### EXERCISE TASK 1
In the essay below on the shape of the world, which sphere is the outermost one visible from Earth in the Ptolemaic universe?
start SELECTED TEXT
Stay tuned for a future post, in which we will provide proofs of Euclid’s Theorem from further flung areas of mathematics, including real analysis and topology.

# Dante, Einstein, and the Shape of the World

Last week, we began a series of posts dedicated to thinking about immortality. If we want to even pretend to think precisely about immortality, we will have to consider some fundamental questions. What does it mean to be immortal? What does it mean to live forever? Are these the same thing? And since immortality is inextricably tied up in one’s relationship with time, we must think about the nature of time itself. Is there a difference between external time and personal time? What is the shape of time? Is time linear? Circular? Finite? Infinite?

Of course, we exist not just across time but across space as well, so the same questions become relevant when asked about space. What is the shape of space? Is it finite? Infinite? It is not hard to see how this question would have a significant bearing on our thinking about immortality. In a finite universe (or, more precisely, a universe in which only finitely many different configurations of matter are possible), an immortal being would encounter the same situations over and over again, would think the same thoughts over and over again, would have the same conversations over and over again. Would such a life be desirable? (It is not clear that this repetition would be avoidable even in an infinite universe, but more on that later.)

Today, we are going to take a little historical detour to look at the shape of the universe, a trip that will take us from Ptolemy to Dante to Einstein, a trip that will uncover a remarkable confluence of poetry and physics.

One of the dominant cosmological views from ancient Greece and the Middle Ages was that of the Ptolemaic, or Aristotelian, universe. In this image of the world, Earth is the fixed, immobile center of the universe, surrounded by concentric, rotating spheres. The first seven of these spheres contain the seven “planets”: the Moon, Mercury, Venus, the Sun, Mars, Jupiter, and Saturn. Surrounding these spheres is a sphere containing the fixed stars. This is the outermost sphere visible from Earth, but there is still another sphere outside it: the Primum Mobile, or “Prime Mover,” which gives motion to all of the spheres inside it. (In some accounts the Primum Mobile is itself divided into three concentric spheres: the Crystalline Heaven, the First Moveable, and the Empyrean. In some other accounts, the Empyrean (higher heaven, which, in the Christianity of the Middle Ages, became the realm of God and the angels) exists outside of the Primum Mobile.)
end SELECTED TEXT
start ROWS
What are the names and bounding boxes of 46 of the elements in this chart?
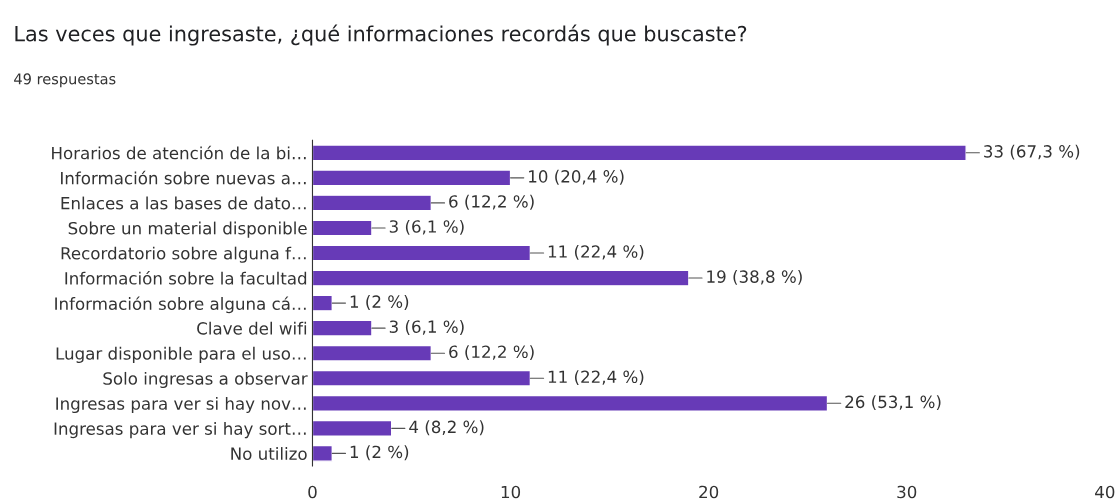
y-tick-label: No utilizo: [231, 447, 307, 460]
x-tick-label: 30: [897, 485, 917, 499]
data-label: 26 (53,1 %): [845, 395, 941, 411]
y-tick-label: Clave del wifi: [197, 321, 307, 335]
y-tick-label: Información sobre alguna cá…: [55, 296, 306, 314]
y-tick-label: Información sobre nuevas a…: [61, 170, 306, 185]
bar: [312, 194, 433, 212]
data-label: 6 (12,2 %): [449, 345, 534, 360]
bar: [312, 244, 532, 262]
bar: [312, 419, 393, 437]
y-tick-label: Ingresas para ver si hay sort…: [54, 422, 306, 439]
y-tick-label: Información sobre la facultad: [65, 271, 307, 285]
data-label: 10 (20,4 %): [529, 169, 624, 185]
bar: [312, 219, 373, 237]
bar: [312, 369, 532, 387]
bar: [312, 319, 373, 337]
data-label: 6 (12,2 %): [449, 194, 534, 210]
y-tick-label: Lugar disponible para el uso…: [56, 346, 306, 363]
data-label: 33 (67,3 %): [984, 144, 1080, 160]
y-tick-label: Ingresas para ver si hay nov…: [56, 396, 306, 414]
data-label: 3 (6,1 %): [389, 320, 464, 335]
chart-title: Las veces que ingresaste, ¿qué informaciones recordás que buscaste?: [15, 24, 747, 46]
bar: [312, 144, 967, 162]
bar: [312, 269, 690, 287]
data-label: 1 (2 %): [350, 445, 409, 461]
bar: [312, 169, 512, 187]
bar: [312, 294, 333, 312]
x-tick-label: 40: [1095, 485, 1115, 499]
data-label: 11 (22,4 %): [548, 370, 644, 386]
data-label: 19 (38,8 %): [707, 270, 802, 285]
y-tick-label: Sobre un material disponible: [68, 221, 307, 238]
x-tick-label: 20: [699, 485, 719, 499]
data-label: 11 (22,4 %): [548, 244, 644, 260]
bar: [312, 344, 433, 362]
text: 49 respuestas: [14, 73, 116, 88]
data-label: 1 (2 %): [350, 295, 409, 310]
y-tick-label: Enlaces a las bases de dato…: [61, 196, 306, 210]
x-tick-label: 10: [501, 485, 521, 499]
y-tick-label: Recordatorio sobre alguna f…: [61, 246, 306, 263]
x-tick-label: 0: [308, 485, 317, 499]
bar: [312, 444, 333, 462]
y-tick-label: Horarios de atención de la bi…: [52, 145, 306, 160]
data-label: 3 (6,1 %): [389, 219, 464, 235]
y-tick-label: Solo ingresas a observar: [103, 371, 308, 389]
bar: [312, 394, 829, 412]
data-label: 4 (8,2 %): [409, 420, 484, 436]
end ROWS
start ROWS
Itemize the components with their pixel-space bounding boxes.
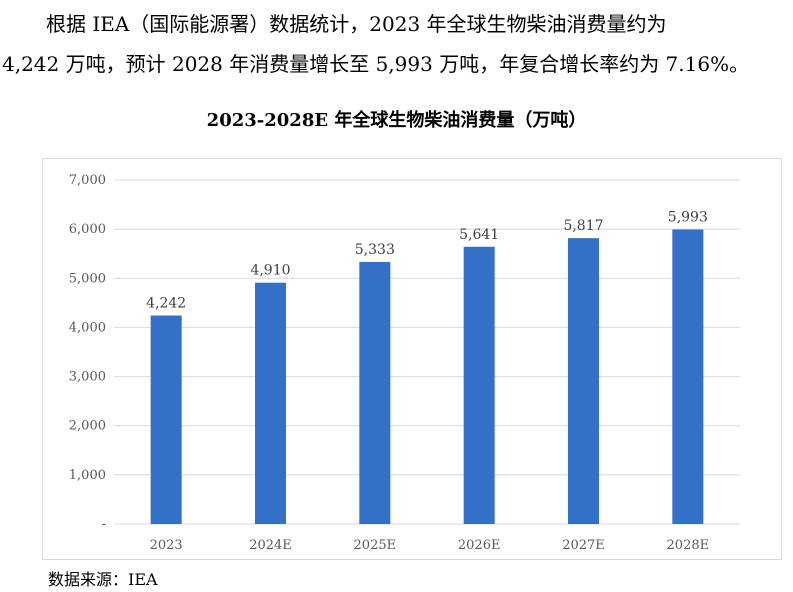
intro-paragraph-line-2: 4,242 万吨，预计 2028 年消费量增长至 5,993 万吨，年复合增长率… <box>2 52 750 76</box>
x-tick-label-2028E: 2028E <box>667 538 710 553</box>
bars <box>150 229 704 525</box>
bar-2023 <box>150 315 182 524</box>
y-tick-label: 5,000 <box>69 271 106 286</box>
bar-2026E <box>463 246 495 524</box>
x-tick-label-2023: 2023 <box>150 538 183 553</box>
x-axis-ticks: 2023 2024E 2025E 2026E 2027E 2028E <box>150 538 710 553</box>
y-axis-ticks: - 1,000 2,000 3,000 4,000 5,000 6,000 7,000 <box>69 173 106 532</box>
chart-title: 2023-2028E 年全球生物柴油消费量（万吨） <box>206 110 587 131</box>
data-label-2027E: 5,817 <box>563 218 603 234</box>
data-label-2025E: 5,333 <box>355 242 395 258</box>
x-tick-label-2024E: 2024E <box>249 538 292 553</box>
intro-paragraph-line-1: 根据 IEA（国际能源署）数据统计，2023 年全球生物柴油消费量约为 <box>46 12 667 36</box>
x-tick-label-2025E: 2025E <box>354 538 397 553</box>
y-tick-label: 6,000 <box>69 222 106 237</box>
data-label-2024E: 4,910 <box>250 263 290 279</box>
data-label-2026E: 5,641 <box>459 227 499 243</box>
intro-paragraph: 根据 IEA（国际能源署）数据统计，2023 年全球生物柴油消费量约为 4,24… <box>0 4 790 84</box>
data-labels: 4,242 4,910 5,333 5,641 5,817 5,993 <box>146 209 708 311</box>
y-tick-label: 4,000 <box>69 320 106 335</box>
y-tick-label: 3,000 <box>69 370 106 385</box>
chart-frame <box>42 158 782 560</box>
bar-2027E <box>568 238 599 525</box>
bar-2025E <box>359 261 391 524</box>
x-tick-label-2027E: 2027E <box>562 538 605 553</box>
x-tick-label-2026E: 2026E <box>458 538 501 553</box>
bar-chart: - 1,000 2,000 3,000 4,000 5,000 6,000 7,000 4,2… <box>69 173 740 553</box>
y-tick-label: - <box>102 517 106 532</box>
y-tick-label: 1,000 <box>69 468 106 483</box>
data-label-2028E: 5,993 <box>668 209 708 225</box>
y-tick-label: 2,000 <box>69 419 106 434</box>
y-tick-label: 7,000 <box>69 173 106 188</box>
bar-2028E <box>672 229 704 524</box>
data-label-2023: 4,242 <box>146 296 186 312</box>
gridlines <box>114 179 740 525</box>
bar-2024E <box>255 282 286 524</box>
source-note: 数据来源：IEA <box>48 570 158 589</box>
end ROWS
start ROWS
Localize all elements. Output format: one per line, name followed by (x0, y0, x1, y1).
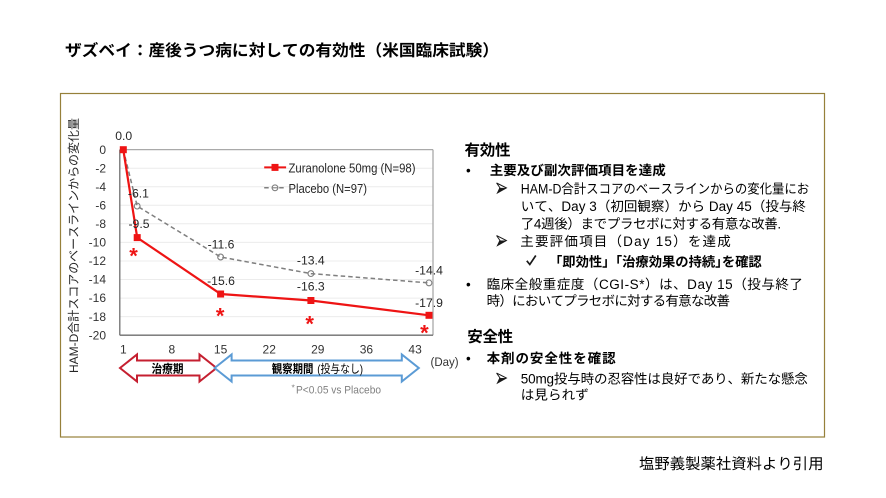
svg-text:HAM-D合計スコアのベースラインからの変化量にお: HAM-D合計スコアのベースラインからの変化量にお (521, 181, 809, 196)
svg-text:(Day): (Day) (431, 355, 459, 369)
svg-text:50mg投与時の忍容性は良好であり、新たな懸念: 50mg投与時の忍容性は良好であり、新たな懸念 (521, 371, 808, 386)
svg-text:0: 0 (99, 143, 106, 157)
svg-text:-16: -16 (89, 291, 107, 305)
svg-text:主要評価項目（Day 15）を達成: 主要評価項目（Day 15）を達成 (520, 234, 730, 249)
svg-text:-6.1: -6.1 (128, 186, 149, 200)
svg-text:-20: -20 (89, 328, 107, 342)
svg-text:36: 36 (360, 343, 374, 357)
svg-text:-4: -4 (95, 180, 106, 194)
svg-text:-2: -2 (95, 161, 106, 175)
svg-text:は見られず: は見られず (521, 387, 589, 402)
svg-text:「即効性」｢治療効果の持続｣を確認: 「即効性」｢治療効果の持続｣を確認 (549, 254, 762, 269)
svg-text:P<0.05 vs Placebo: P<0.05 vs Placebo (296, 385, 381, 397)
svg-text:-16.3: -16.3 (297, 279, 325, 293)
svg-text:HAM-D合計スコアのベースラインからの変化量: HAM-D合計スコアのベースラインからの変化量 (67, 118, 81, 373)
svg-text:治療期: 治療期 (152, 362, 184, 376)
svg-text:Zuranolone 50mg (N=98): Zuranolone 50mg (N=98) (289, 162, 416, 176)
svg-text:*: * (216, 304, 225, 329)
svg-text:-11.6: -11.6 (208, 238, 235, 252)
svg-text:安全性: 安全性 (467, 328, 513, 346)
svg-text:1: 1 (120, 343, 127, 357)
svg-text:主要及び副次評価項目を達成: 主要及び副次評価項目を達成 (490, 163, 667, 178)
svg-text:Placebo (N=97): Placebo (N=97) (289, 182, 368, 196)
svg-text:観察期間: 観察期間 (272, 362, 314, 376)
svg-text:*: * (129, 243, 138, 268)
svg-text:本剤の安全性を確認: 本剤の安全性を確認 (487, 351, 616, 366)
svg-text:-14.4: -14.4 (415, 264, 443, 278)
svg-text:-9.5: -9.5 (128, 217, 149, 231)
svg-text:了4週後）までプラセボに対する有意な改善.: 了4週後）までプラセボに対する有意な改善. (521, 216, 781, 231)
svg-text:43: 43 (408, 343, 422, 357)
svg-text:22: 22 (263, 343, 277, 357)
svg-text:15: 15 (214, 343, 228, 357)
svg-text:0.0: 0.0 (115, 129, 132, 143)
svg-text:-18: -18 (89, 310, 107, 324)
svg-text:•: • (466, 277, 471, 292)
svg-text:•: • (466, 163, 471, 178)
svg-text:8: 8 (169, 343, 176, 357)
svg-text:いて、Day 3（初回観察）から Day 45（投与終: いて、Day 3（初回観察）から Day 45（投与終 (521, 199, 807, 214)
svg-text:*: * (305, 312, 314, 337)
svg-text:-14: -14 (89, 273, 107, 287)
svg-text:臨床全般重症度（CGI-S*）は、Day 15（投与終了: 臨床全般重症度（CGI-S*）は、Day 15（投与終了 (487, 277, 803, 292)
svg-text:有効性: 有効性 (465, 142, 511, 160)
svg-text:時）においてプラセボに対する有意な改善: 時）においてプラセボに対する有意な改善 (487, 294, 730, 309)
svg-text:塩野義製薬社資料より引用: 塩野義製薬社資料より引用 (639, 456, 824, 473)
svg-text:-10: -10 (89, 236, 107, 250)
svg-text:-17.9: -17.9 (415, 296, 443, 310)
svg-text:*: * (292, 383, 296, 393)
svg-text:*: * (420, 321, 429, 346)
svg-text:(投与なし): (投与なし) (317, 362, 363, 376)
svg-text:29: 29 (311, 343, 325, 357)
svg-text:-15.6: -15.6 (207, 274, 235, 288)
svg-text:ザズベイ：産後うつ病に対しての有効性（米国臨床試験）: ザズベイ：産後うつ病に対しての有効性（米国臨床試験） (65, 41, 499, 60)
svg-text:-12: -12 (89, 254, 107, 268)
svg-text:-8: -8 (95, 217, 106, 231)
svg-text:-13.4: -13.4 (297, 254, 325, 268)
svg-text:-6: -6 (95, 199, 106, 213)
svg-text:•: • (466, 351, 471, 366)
end ROWS
### EXERCISE TASK 2
Quote the portion of the records above that opens with the line containing "y-tick-label: No utilizo: [231, 447, 307, 460]" and closes with the line containing "y-tick-label: Información sobre alguna", including both of those lines.

### WRITTEN SOLUTION 1
The sphere containing the fixed stars.

### WRITTEN SOLUTION 2
y-tick-label: No utilizo: [231, 447, 307, 460]
x-tick-label: 30: [897, 485, 917, 499]
data-label: 26 (53,1 %): [845, 395, 941, 411]
y-tick-label: Clave del wifi: [197, 321, 307, 335]
y-tick-label: Información sobre alguna cá…: [55, 296, 306, 314]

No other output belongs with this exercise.